[Recorded data]
>>>
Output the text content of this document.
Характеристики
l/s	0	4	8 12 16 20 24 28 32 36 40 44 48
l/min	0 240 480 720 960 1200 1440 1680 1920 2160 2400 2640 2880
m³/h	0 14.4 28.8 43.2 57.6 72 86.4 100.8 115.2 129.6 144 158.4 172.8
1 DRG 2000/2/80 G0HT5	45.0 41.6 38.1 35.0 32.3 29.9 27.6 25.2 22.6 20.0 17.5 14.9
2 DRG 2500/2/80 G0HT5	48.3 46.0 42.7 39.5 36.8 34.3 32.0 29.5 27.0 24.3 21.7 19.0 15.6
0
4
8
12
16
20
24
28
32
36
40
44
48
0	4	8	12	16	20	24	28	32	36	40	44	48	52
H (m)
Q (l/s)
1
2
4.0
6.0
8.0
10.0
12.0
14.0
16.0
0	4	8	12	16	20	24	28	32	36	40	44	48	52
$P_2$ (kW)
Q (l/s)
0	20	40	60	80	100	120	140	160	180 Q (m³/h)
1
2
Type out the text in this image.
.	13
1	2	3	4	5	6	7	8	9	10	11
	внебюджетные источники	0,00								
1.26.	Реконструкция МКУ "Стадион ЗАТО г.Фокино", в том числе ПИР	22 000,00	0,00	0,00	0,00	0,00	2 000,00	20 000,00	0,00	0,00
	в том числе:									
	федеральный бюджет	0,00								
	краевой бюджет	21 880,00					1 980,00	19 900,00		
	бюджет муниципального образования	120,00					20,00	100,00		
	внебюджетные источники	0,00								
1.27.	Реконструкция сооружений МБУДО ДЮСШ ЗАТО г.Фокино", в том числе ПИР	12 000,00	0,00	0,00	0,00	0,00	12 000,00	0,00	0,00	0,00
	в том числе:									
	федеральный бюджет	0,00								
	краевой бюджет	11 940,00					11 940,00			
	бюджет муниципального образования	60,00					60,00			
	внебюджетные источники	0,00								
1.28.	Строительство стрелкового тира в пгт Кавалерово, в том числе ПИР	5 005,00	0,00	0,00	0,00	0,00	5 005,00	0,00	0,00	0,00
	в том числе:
<<<
*TO BE DONE*. Copy the lines from the entries above in which the word "образования" appears.

*FULL RESPONSE*.
	бюджет муниципального образования	120,00					20,00	100,00		
	бюджет муниципального образования	60,00					60,00			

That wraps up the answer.